● Work to do: Transcribe the full listing below exactly.

● Exercise material:
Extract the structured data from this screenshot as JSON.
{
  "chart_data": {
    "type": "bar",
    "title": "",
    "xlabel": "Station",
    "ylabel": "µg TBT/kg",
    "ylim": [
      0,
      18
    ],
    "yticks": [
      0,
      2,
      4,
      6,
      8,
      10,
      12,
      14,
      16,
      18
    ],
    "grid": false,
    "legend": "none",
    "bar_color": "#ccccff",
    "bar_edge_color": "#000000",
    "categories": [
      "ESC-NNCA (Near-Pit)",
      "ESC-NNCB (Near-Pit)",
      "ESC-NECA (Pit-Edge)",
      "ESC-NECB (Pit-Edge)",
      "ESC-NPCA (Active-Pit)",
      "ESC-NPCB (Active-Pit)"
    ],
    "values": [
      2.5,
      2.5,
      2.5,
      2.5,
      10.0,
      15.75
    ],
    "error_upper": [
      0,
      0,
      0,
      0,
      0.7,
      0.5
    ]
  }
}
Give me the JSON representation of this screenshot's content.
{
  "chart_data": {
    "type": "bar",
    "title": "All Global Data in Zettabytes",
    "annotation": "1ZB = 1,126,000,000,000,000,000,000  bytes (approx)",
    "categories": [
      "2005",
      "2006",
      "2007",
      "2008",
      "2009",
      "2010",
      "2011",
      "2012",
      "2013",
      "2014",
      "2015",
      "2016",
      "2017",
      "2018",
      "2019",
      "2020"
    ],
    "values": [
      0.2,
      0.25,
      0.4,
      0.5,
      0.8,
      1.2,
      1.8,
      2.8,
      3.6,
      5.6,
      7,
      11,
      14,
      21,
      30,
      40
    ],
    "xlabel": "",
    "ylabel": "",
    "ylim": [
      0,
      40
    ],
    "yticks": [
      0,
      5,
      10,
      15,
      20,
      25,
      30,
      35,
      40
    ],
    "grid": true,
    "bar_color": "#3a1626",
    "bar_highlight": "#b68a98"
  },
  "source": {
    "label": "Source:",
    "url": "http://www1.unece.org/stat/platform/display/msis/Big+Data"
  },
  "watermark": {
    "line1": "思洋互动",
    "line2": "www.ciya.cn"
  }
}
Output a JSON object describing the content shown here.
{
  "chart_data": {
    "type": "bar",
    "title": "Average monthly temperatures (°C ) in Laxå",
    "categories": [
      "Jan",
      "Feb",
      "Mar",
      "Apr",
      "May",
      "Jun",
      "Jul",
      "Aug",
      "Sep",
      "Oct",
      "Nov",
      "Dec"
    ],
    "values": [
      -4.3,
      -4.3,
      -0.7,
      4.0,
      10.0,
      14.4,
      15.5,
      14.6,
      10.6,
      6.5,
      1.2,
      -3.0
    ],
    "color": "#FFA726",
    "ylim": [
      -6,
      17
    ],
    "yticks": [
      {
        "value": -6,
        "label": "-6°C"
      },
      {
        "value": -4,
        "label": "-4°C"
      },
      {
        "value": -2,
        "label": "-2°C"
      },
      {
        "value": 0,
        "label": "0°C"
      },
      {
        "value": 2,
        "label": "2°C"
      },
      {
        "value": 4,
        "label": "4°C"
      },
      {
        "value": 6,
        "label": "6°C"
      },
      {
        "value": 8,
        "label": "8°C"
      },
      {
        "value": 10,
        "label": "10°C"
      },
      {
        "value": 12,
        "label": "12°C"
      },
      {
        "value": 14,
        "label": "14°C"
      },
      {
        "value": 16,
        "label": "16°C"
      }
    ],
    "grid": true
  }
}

● Response to this task:
Extract the structured data from this screenshot as JSON.
{
  "chart_data": {
    "type": "bar",
    "title": "",
    "xlabel": "Station",
    "ylabel": "µg TBT/kg",
    "ylim": [
      0,
      18
    ],
    "yticks": [
      0,
      2,
      4,
      6,
      8,
      10,
      12,
      14,
      16,
      18
    ],
    "grid": false,
    "legend": "none",
    "bar_color": "#ccccff",
    "bar_edge_color": "#000000",
    "categories": [
      "ESC-NNCA (Near-Pit)",
      "ESC-NNCB (Near-Pit)",
      "ESC-NECA (Pit-Edge)",
      "ESC-NECB (Pit-Edge)",
      "ESC-NPCA (Active-Pit)",
      "ESC-NPCB (Active-Pit)"
    ],
    "values": [
      2.5,
      2.5,
      2.5,
      2.5,
      10.0,
      15.75
    ],
    "error_upper": [
      0,
      0,
      0,
      0,
      0.7,
      0.5
    ]
  }
}
Give me the JSON representation of this screenshot's content.
{
  "chart_data": {
    "type": "bar",
    "title": "All Global Data in Zettabytes",
    "annotation": "1ZB = 1,126,000,000,000,000,000,000  bytes (approx)",
    "categories": [
      "2005",
      "2006",
      "2007",
      "2008",
      "2009",
      "2010",
      "2011",
      "2012",
      "2013",
      "2014",
      "2015",
      "2016",
      "2017",
      "2018",
      "2019",
      "2020"
    ],
    "values": [
      0.2,
      0.25,
      0.4,
      0.5,
      0.8,
      1.2,
      1.8,
      2.8,
      3.6,
      5.6,
      7,
      11,
      14,
      21,
      30,
      40
    ],
    "xlabel": "",
    "ylabel": "",
    "ylim": [
      0,
      40
    ],
    "yticks": [
      0,
      5,
      10,
      15,
      20,
      25,
      30,
      35,
      40
    ],
    "grid": true,
    "bar_color": "#3a1626",
    "bar_highlight": "#b68a98"
  },
  "source": {
    "label": "Source:",
    "url": "http://www1.unece.org/stat/platform/display/msis/Big+Data"
  },
  "watermark": {
    "line1": "思洋互动",
    "line2": "www.ciya.cn"
  }
}
Output a JSON object describing the content shown here.
{
  "chart_data": {
    "type": "bar",
    "title": "Average monthly temperatures (°C ) in Laxå",
    "categories": [
      "Jan",
      "Feb",
      "Mar",
      "Apr",
      "May",
      "Jun",
      "Jul",
      "Aug",
      "Sep",
      "Oct",
      "Nov",
      "Dec"
    ],
    "values": [
      -4.3,
      -4.3,
      -0.7,
      4.0,
      10.0,
      14.4,
      15.5,
      14.6,
      10.6,
      6.5,
      1.2,
      -3.0
    ],
    "color": "#FFA726",
    "ylim": [
      -6,
      17
    ],
    "yticks": [
      {
        "value": -6,
        "label": "-6°C"
      },
      {
        "value": -4,
        "label": "-4°C"
      },
      {
        "value": -2,
        "label": "-2°C"
      },
      {
        "value": 0,
        "label": "0°C"
      },
      {
        "value": 2,
        "label": "2°C"
      },
      {
        "value": 4,
        "label": "4°C"
      },
      {
        "value": 6,
        "label": "6°C"
      },
      {
        "value": 8,
        "label": "8°C"
      },
      {
        "value": 10,
        "label": "10°C"
      },
      {
        "value": 12,
        "label": "12°C"
      },
      {
        "value": 14,
        "label": "14°C"
      },
      {
        "value": 16,
        "label": "16°C"
      }
    ],
    "grid": true
  }
}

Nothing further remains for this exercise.